▶ _Aim_: Transcribe each record below word for word.

▶ _Exercise input_:
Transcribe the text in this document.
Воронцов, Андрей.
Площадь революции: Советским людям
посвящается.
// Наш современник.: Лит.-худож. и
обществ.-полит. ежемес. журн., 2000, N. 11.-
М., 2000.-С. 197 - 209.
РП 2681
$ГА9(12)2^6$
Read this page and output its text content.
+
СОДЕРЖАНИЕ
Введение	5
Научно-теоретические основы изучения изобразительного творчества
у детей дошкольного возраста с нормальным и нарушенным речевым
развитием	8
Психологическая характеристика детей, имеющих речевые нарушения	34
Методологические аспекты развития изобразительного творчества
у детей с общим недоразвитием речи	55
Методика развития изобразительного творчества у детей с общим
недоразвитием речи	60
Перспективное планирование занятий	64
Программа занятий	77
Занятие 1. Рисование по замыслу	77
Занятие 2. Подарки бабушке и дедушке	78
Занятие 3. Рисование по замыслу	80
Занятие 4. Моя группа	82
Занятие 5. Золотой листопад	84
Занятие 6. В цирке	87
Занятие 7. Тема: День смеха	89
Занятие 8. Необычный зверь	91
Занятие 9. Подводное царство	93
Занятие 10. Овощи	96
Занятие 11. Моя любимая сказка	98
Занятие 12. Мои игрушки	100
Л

▶ _Answer for this exercise_:
Transcribe the text in this document.
Воронцов, Андрей.
Площадь революции: Советским людям
посвящается.
// Наш современник.: Лит.-худож. и
обществ.-полит. ежемес. журн., 2000, N. 11.-
М., 2000.-С. 197 - 209.
РП 2681
$ГА9(12)2^6$
Read this page and output its text content.
+
СОДЕРЖАНИЕ
Введение	5
Научно-теоретические основы изучения изобразительного творчества
у детей дошкольного возраста с нормальным и нарушенным речевым
развитием	8
Психологическая характеристика детей, имеющих речевые нарушения	34
Методологические аспекты развития изобразительного творчества
у детей с общим недоразвитием речи	55
Методика развития изобразительного творчества у детей с общим
недоразвитием речи	60
Перспективное планирование занятий	64
Программа занятий	77
Занятие 1. Рисование по замыслу	77
Занятие 2. Подарки бабушке и дедушке	78
Занятие 3. Рисование по замыслу	80
Занятие 4. Моя группа	82
Занятие 5. Золотой листопад	84
Занятие 6. В цирке	87
Занятие 7. Тема: День смеха	89
Занятие 8. Необычный зверь	91
Занятие 9. Подводное царство	93
Занятие 10. Овощи	96
Занятие 11. Моя любимая сказка	98
Занятие 12. Мои игрушки	100
Л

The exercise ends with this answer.